Problem details: Your copy of the material below should match it exactly, except that it holds no pictures.

The data:
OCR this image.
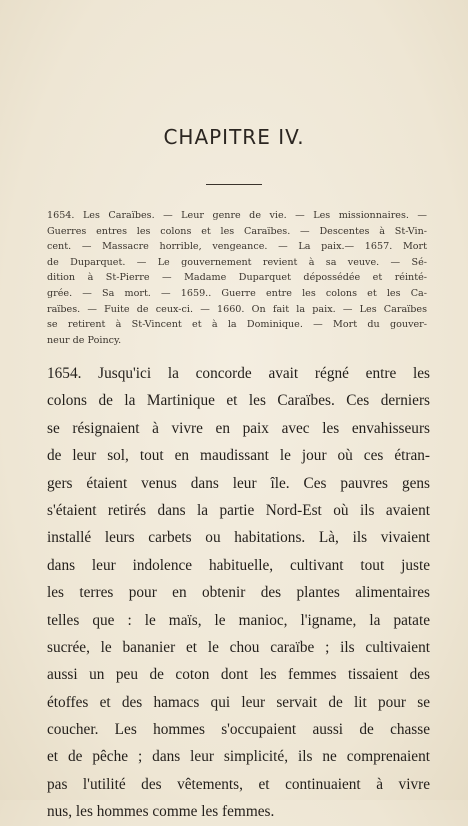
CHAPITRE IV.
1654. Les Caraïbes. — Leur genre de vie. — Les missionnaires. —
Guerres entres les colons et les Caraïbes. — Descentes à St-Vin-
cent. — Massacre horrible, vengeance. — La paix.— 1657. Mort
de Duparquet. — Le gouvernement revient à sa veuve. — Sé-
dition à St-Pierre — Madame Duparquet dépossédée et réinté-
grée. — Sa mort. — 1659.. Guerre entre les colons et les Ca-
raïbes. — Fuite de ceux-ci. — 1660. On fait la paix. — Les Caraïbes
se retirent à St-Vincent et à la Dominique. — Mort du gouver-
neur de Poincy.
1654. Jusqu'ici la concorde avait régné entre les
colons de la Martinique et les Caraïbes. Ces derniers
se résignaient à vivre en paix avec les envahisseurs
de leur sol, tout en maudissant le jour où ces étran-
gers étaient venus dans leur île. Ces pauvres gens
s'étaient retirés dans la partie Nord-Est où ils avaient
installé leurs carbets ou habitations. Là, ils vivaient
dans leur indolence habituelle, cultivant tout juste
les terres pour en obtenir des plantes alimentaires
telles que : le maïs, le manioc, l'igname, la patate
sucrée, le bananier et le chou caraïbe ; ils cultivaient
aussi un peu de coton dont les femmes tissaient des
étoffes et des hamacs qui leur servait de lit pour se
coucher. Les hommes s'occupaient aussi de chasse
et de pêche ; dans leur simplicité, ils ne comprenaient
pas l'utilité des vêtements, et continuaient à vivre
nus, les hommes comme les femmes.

Task answer:
OCR this image.
CHAPITRE IV.
1654. Les Caraïbes. — Leur genre de vie. — Les missionnaires. —
Guerres entres les colons et les Caraïbes. — Descentes à St-Vin-
cent. — Massacre horrible, vengeance. — La paix.— 1657. Mort
de Duparquet. — Le gouvernement revient à sa veuve. — Sé-
dition à St-Pierre — Madame Duparquet dépossédée et réinté-
grée. — Sa mort. — 1659.. Guerre entre les colons et les Ca-
raïbes. — Fuite de ceux-ci. — 1660. On fait la paix. — Les Caraïbes
se retirent à St-Vincent et à la Dominique. — Mort du gouver-
neur de Poincy.
1654. Jusqu'ici la concorde avait régné entre les
colons de la Martinique et les Caraïbes. Ces derniers
se résignaient à vivre en paix avec les envahisseurs
de leur sol, tout en maudissant le jour où ces étran-
gers étaient venus dans leur île. Ces pauvres gens
s'étaient retirés dans la partie Nord-Est où ils avaient
installé leurs carbets ou habitations. Là, ils vivaient
dans leur indolence habituelle, cultivant tout juste
les terres pour en obtenir des plantes alimentaires
telles que : le maïs, le manioc, l'igname, la patate
sucrée, le bananier et le chou caraïbe ; ils cultivaient
aussi un peu de coton dont les femmes tissaient des
étoffes et des hamacs qui leur servait de lit pour se
coucher. Les hommes s'occupaient aussi de chasse
et de pêche ; dans leur simplicité, ils ne comprenaient
pas l'utilité des vêtements, et continuaient à vivre
nus, les hommes comme les femmes.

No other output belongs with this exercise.